— WHAT THE TASK REQUIRES —
Repeat the listing exactly as given, omitting every image.

======== MATERIAL PROVIDED ========

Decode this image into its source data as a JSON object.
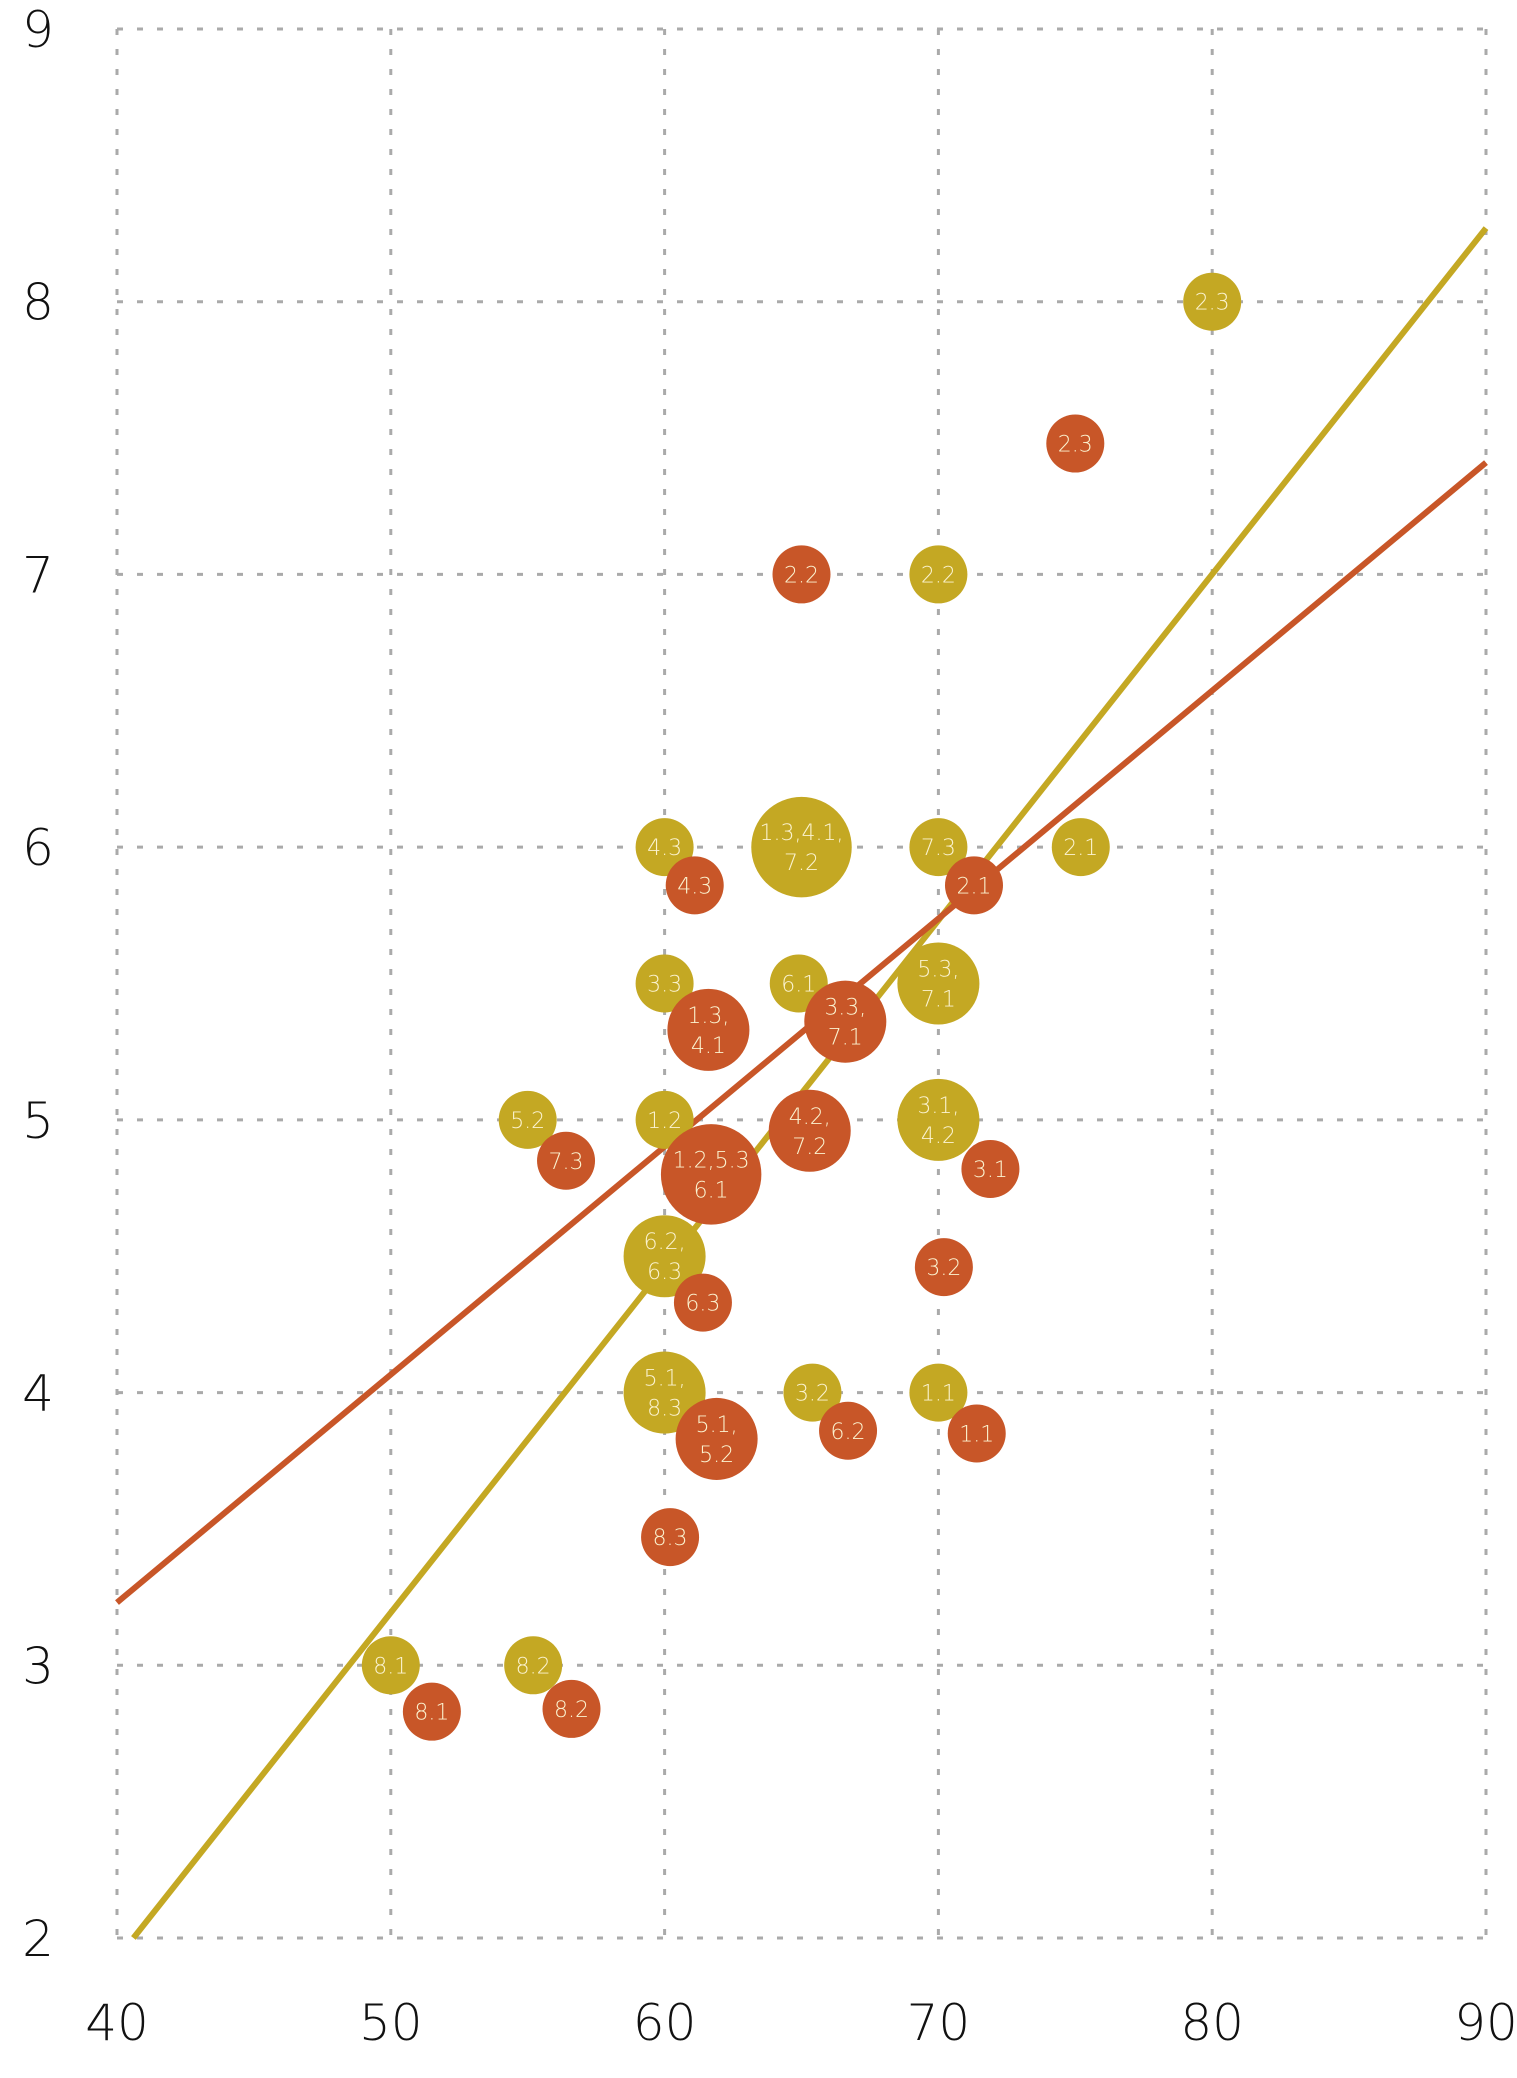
{
  "chart_data": {
    "type": "scatter",
    "title": "",
    "xlabel": "",
    "ylabel": "",
    "xlim": [
      40,
      90
    ],
    "ylim": [
      2,
      9
    ],
    "xticks": [
      "40",
      "50",
      "60",
      "70",
      "80",
      "90"
    ],
    "yticks": [
      "2",
      "3",
      "4",
      "5",
      "6",
      "7",
      "8",
      "9"
    ],
    "grid": true,
    "series": [
      {
        "name": "gold",
        "color": "#C4A823",
        "trendline": {
          "x": [
            40.6,
            90
          ],
          "y": [
            2.0,
            8.27
          ]
        },
        "points": [
          {
            "x": 80,
            "y": 8,
            "n": 1,
            "label": [
              "2.3"
            ]
          },
          {
            "x": 70,
            "y": 7,
            "n": 1,
            "label": [
              "2.2"
            ]
          },
          {
            "x": 60,
            "y": 6,
            "n": 1,
            "label": [
              "4.3"
            ]
          },
          {
            "x": 65,
            "y": 6,
            "n": 3,
            "label": [
              "1.3,4.1,",
              "7.2"
            ]
          },
          {
            "x": 70,
            "y": 6,
            "n": 1,
            "label": [
              "7.3"
            ]
          },
          {
            "x": 75.2,
            "y": 6,
            "n": 1,
            "label": [
              "2.1"
            ]
          },
          {
            "x": 60,
            "y": 5.5,
            "n": 1,
            "label": [
              "3.3"
            ]
          },
          {
            "x": 64.9,
            "y": 5.5,
            "n": 1,
            "label": [
              "6.1"
            ]
          },
          {
            "x": 70,
            "y": 5.5,
            "n": 2,
            "label": [
              "5.3,",
              "7.1"
            ]
          },
          {
            "x": 55,
            "y": 5,
            "n": 1,
            "label": [
              "5.2"
            ]
          },
          {
            "x": 60,
            "y": 5,
            "n": 1,
            "label": [
              "1.2"
            ]
          },
          {
            "x": 70,
            "y": 5,
            "n": 2,
            "label": [
              "3.1,",
              "4.2"
            ]
          },
          {
            "x": 60,
            "y": 4.5,
            "n": 2,
            "label": [
              "6.2,",
              "6.3"
            ]
          },
          {
            "x": 60,
            "y": 4,
            "n": 2,
            "label": [
              "5.1,",
              "8.3"
            ]
          },
          {
            "x": 65.4,
            "y": 4,
            "n": 1,
            "label": [
              "3.2"
            ]
          },
          {
            "x": 70,
            "y": 4,
            "n": 1,
            "label": [
              "1.1"
            ]
          },
          {
            "x": 50,
            "y": 3,
            "n": 1,
            "label": [
              "8.1"
            ]
          },
          {
            "x": 55.2,
            "y": 3,
            "n": 1,
            "label": [
              "8.2"
            ]
          }
        ]
      },
      {
        "name": "orange",
        "color": "#C85628",
        "trendline": {
          "x": [
            40,
            90
          ],
          "y": [
            3.23,
            7.41
          ]
        },
        "points": [
          {
            "x": 75,
            "y": 7.48,
            "n": 1,
            "label": [
              "2.3"
            ]
          },
          {
            "x": 65,
            "y": 7,
            "n": 1,
            "label": [
              "2.2"
            ]
          },
          {
            "x": 61.1,
            "y": 5.86,
            "n": 1,
            "label": [
              "4.3"
            ]
          },
          {
            "x": 71.3,
            "y": 5.86,
            "n": 1,
            "label": [
              "2.1"
            ]
          },
          {
            "x": 61.6,
            "y": 5.33,
            "n": 2,
            "label": [
              "1.3,",
              "4.1"
            ]
          },
          {
            "x": 66.6,
            "y": 5.36,
            "n": 2,
            "label": [
              "3.3,",
              "7.1"
            ]
          },
          {
            "x": 65.3,
            "y": 4.96,
            "n": 2,
            "label": [
              "4.2,",
              "7.2"
            ]
          },
          {
            "x": 56.4,
            "y": 4.85,
            "n": 1,
            "label": [
              "7.3"
            ]
          },
          {
            "x": 61.7,
            "y": 4.8,
            "n": 3,
            "label": [
              "1.2,5.3",
              "6.1"
            ]
          },
          {
            "x": 71.9,
            "y": 4.82,
            "n": 1,
            "label": [
              "3.1"
            ]
          },
          {
            "x": 70.2,
            "y": 4.46,
            "n": 1,
            "label": [
              "3.2"
            ]
          },
          {
            "x": 61.4,
            "y": 4.33,
            "n": 1,
            "label": [
              "6.3"
            ]
          },
          {
            "x": 61.9,
            "y": 3.83,
            "n": 2,
            "label": [
              "5.1,",
              "5.2"
            ]
          },
          {
            "x": 66.7,
            "y": 3.86,
            "n": 1,
            "label": [
              "6.2"
            ]
          },
          {
            "x": 71.4,
            "y": 3.85,
            "n": 1,
            "label": [
              "1.1"
            ]
          },
          {
            "x": 60.2,
            "y": 3.47,
            "n": 1,
            "label": [
              "8.3"
            ]
          },
          {
            "x": 51.5,
            "y": 2.83,
            "n": 1,
            "label": [
              "8.1"
            ]
          },
          {
            "x": 56.6,
            "y": 2.84,
            "n": 1,
            "label": [
              "8.2"
            ]
          }
        ]
      }
    ]
  }
}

========

— TASK RESULT —
Decode this image into its source data as a JSON object.
{
  "chart_data": {
    "type": "scatter",
    "title": "",
    "xlabel": "",
    "ylabel": "",
    "xlim": [
      40,
      90
    ],
    "ylim": [
      2,
      9
    ],
    "xticks": [
      "40",
      "50",
      "60",
      "70",
      "80",
      "90"
    ],
    "yticks": [
      "2",
      "3",
      "4",
      "5",
      "6",
      "7",
      "8",
      "9"
    ],
    "grid": true,
    "series": [
      {
        "name": "gold",
        "color": "#C4A823",
        "trendline": {
          "x": [
            40.6,
            90
          ],
          "y": [
            2.0,
            8.27
          ]
        },
        "points": [
          {
            "x": 80,
            "y": 8,
            "n": 1,
            "label": [
              "2.3"
            ]
          },
          {
            "x": 70,
            "y": 7,
            "n": 1,
            "label": [
              "2.2"
            ]
          },
          {
            "x": 60,
            "y": 6,
            "n": 1,
            "label": [
              "4.3"
            ]
          },
          {
            "x": 65,
            "y": 6,
            "n": 3,
            "label": [
              "1.3,4.1,",
              "7.2"
            ]
          },
          {
            "x": 70,
            "y": 6,
            "n": 1,
            "label": [
              "7.3"
            ]
          },
          {
            "x": 75.2,
            "y": 6,
            "n": 1,
            "label": [
              "2.1"
            ]
          },
          {
            "x": 60,
            "y": 5.5,
            "n": 1,
            "label": [
              "3.3"
            ]
          },
          {
            "x": 64.9,
            "y": 5.5,
            "n": 1,
            "label": [
              "6.1"
            ]
          },
          {
            "x": 70,
            "y": 5.5,
            "n": 2,
            "label": [
              "5.3,",
              "7.1"
            ]
          },
          {
            "x": 55,
            "y": 5,
            "n": 1,
            "label": [
              "5.2"
            ]
          },
          {
            "x": 60,
            "y": 5,
            "n": 1,
            "label": [
              "1.2"
            ]
          },
          {
            "x": 70,
            "y": 5,
            "n": 2,
            "label": [
              "3.1,",
              "4.2"
            ]
          },
          {
            "x": 60,
            "y": 4.5,
            "n": 2,
            "label": [
              "6.2,",
              "6.3"
            ]
          },
          {
            "x": 60,
            "y": 4,
            "n": 2,
            "label": [
              "5.1,",
              "8.3"
            ]
          },
          {
            "x": 65.4,
            "y": 4,
            "n": 1,
            "label": [
              "3.2"
            ]
          },
          {
            "x": 70,
            "y": 4,
            "n": 1,
            "label": [
              "1.1"
            ]
          },
          {
            "x": 50,
            "y": 3,
            "n": 1,
            "label": [
              "8.1"
            ]
          },
          {
            "x": 55.2,
            "y": 3,
            "n": 1,
            "label": [
              "8.2"
            ]
          }
        ]
      },
      {
        "name": "orange",
        "color": "#C85628",
        "trendline": {
          "x": [
            40,
            90
          ],
          "y": [
            3.23,
            7.41
          ]
        },
        "points": [
          {
            "x": 75,
            "y": 7.48,
            "n": 1,
            "label": [
              "2.3"
            ]
          },
          {
            "x": 65,
            "y": 7,
            "n": 1,
            "label": [
              "2.2"
            ]
          },
          {
            "x": 61.1,
            "y": 5.86,
            "n": 1,
            "label": [
              "4.3"
            ]
          },
          {
            "x": 71.3,
            "y": 5.86,
            "n": 1,
            "label": [
              "2.1"
            ]
          },
          {
            "x": 61.6,
            "y": 5.33,
            "n": 2,
            "label": [
              "1.3,",
              "4.1"
            ]
          },
          {
            "x": 66.6,
            "y": 5.36,
            "n": 2,
            "label": [
              "3.3,",
              "7.1"
            ]
          },
          {
            "x": 65.3,
            "y": 4.96,
            "n": 2,
            "label": [
              "4.2,",
              "7.2"
            ]
          },
          {
            "x": 56.4,
            "y": 4.85,
            "n": 1,
            "label": [
              "7.3"
            ]
          },
          {
            "x": 61.7,
            "y": 4.8,
            "n": 3,
            "label": [
              "1.2,5.3",
              "6.1"
            ]
          },
          {
            "x": 71.9,
            "y": 4.82,
            "n": 1,
            "label": [
              "3.1"
            ]
          },
          {
            "x": 70.2,
            "y": 4.46,
            "n": 1,
            "label": [
              "3.2"
            ]
          },
          {
            "x": 61.4,
            "y": 4.33,
            "n": 1,
            "label": [
              "6.3"
            ]
          },
          {
            "x": 61.9,
            "y": 3.83,
            "n": 2,
            "label": [
              "5.1,",
              "5.2"
            ]
          },
          {
            "x": 66.7,
            "y": 3.86,
            "n": 1,
            "label": [
              "6.2"
            ]
          },
          {
            "x": 71.4,
            "y": 3.85,
            "n": 1,
            "label": [
              "1.1"
            ]
          },
          {
            "x": 60.2,
            "y": 3.47,
            "n": 1,
            "label": [
              "8.3"
            ]
          },
          {
            "x": 51.5,
            "y": 2.83,
            "n": 1,
            "label": [
              "8.1"
            ]
          },
          {
            "x": 56.6,
            "y": 2.84,
            "n": 1,
            "label": [
              "8.2"
            ]
          }
        ]
      }
    ]
  }
}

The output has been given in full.